EXERCISE
From the entries that follow, list every line in which the string "прибыли" appears.

MATERIAL PROVIDED

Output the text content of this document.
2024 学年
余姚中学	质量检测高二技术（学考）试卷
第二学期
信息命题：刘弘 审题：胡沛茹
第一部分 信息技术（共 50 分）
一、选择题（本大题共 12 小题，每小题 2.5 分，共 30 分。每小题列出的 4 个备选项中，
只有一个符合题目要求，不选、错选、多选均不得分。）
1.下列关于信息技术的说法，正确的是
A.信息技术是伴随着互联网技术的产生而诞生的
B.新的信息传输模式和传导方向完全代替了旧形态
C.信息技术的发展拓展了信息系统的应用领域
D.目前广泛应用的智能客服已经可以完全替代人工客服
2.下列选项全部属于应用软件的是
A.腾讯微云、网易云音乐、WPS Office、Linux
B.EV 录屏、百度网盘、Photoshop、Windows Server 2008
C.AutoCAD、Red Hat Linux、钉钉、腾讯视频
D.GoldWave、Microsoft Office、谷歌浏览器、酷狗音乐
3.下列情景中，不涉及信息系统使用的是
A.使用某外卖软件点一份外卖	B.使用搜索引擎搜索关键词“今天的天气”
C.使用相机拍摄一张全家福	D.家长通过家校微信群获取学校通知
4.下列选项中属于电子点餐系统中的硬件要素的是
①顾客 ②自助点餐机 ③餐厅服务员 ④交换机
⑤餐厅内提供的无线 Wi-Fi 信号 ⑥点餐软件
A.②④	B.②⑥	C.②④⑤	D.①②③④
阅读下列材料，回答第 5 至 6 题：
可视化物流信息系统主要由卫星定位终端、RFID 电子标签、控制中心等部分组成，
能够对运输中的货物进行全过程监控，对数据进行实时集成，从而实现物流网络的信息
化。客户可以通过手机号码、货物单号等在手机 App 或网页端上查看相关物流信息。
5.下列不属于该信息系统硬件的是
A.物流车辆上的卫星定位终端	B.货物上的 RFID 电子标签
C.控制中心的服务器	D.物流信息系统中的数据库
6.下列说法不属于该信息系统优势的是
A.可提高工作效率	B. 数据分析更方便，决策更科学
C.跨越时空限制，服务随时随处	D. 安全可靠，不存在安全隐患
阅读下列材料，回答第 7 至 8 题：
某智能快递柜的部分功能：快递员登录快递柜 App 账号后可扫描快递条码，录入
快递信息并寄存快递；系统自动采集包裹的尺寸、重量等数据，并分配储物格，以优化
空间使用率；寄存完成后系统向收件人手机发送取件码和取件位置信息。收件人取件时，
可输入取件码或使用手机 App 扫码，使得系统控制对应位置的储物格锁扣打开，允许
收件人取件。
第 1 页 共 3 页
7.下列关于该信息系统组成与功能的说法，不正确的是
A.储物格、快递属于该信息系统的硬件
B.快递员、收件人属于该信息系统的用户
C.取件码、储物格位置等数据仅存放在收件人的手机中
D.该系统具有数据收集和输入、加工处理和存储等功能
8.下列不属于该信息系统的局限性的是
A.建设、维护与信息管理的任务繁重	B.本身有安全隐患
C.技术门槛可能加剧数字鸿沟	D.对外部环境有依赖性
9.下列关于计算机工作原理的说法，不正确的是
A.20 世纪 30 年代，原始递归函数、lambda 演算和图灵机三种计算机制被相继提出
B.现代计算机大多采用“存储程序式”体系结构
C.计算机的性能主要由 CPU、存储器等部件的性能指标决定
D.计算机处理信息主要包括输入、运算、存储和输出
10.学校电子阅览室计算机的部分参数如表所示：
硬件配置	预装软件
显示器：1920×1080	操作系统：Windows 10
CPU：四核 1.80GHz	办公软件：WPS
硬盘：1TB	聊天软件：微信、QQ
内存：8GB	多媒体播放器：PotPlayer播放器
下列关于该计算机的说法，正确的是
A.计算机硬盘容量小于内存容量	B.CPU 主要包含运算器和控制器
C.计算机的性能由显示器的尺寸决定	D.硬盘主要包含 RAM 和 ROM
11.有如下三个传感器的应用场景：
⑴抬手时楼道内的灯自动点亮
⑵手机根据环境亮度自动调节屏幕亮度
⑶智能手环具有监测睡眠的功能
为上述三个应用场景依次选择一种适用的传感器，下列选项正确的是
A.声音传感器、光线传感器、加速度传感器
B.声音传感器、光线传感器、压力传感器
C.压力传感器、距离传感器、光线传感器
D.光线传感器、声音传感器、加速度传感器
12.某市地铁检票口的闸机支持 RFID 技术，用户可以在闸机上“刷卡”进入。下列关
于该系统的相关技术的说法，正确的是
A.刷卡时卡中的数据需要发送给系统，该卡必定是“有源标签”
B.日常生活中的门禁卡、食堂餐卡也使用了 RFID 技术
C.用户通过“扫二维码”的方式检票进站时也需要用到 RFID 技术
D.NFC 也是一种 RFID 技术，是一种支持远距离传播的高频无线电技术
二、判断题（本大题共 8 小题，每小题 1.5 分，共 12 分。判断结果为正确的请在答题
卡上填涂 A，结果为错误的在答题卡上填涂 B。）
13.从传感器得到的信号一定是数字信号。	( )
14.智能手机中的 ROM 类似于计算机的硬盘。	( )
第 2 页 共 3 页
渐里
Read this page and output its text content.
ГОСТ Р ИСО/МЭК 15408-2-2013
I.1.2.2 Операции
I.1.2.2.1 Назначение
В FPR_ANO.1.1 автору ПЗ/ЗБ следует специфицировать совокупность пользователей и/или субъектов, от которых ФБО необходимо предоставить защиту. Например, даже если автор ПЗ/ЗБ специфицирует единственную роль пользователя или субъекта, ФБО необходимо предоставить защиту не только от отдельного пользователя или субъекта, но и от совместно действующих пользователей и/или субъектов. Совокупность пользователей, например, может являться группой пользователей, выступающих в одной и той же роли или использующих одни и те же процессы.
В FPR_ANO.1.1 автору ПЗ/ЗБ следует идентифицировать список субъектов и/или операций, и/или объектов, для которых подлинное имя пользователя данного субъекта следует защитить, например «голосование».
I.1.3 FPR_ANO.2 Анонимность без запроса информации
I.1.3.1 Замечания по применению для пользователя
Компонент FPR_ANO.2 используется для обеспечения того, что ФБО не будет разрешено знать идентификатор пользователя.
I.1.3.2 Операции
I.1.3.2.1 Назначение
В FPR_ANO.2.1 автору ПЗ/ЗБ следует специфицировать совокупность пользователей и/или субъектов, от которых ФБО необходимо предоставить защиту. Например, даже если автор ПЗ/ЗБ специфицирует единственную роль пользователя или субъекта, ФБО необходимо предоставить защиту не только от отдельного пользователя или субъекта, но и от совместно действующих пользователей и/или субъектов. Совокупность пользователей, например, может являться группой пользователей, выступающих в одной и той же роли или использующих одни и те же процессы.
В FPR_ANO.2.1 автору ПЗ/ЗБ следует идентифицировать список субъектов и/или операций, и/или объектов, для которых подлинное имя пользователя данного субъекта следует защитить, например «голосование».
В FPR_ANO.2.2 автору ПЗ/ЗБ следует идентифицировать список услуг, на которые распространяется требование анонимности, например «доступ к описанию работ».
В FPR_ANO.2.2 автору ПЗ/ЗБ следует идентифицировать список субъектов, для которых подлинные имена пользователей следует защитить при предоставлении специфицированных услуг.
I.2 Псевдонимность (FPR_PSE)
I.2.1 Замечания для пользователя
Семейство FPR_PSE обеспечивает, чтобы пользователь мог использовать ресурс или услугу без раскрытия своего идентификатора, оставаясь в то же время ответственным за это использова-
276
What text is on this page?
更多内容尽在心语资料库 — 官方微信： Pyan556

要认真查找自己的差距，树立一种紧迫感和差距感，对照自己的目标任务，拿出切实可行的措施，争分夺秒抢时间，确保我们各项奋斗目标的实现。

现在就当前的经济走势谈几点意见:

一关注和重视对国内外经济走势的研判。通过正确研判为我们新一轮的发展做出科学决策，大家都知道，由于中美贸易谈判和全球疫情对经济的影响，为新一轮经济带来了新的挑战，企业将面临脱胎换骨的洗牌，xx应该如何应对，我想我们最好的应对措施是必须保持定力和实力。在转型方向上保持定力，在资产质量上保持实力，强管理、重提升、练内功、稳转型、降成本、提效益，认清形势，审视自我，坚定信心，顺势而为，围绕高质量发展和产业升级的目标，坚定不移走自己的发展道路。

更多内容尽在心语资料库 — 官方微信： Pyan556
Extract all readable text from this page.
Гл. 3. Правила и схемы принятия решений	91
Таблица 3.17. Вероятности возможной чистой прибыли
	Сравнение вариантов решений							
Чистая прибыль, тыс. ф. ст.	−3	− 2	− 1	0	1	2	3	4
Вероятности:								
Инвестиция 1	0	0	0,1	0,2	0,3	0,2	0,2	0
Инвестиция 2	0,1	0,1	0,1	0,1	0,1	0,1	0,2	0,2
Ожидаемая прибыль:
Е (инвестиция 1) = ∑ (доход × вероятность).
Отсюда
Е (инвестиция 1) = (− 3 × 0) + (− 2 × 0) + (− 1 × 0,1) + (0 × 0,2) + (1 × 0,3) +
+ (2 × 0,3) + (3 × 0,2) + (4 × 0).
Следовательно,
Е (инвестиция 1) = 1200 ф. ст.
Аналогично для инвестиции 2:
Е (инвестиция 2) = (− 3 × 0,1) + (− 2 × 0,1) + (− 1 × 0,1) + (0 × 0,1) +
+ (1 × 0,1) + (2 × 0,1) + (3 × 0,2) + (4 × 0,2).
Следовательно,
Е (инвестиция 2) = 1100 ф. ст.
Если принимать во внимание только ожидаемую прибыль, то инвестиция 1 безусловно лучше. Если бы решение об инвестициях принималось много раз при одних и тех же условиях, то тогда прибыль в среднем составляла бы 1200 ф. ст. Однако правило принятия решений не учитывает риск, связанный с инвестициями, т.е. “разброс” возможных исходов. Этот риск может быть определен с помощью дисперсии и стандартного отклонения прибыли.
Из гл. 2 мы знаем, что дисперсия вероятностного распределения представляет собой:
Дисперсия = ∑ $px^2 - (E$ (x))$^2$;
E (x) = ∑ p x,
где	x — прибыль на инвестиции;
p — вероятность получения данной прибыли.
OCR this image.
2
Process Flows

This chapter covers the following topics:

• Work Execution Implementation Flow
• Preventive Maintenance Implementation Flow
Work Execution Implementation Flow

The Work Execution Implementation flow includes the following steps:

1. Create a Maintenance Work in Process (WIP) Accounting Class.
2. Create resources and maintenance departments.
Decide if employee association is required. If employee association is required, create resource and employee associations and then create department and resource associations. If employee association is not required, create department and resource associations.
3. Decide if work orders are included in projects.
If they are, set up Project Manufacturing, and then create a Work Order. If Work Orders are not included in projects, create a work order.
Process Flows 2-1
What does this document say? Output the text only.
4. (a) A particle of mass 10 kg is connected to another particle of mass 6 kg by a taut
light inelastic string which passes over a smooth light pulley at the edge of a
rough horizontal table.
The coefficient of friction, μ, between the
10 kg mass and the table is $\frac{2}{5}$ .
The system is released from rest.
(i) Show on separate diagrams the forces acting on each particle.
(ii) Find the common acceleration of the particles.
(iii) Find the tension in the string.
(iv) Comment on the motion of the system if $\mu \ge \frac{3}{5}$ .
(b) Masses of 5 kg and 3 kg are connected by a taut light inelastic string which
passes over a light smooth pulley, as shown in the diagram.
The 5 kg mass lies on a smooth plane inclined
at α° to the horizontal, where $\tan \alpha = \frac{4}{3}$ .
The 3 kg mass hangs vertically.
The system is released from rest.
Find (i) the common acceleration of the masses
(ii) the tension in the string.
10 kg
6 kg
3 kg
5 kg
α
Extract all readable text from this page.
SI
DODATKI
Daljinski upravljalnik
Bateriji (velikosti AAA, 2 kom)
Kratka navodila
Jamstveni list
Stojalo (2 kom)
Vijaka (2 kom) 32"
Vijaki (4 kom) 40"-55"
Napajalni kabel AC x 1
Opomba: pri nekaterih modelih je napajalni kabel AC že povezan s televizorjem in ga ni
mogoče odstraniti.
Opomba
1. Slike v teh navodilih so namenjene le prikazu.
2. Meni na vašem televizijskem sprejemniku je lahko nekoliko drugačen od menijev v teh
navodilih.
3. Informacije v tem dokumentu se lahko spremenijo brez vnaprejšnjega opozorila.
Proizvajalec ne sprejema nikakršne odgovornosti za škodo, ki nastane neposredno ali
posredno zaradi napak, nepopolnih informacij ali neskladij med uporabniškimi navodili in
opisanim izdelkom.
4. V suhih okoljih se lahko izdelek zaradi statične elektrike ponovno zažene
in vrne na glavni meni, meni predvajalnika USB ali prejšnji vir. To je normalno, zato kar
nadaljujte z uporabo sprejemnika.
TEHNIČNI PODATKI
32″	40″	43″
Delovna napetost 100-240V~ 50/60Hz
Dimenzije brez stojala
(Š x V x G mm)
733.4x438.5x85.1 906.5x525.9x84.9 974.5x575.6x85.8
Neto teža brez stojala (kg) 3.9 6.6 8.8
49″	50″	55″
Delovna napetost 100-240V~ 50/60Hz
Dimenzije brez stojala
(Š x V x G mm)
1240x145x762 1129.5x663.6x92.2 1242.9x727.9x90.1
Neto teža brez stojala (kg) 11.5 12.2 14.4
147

OUTPUT FOR THIS EXERCISE
Таблица 3.17. Вероятности возможной чистой прибыли
Если принимать во внимание только ожидаемую прибыль, то инвестиция 1 безусловно лучше. Если бы решение об инвестициях принималось много раз при одних и тех же условиях, то тогда прибыль в среднем составляла бы 1200 ф. ст. Однако правило принятия решений не учитывает риск, связанный с инвестициями, т.е. “разброс” возможных исходов. Этот риск может быть определен с помощью дисперсии и стандартного отклонения прибыли.
p — вероятность получения данной прибыли.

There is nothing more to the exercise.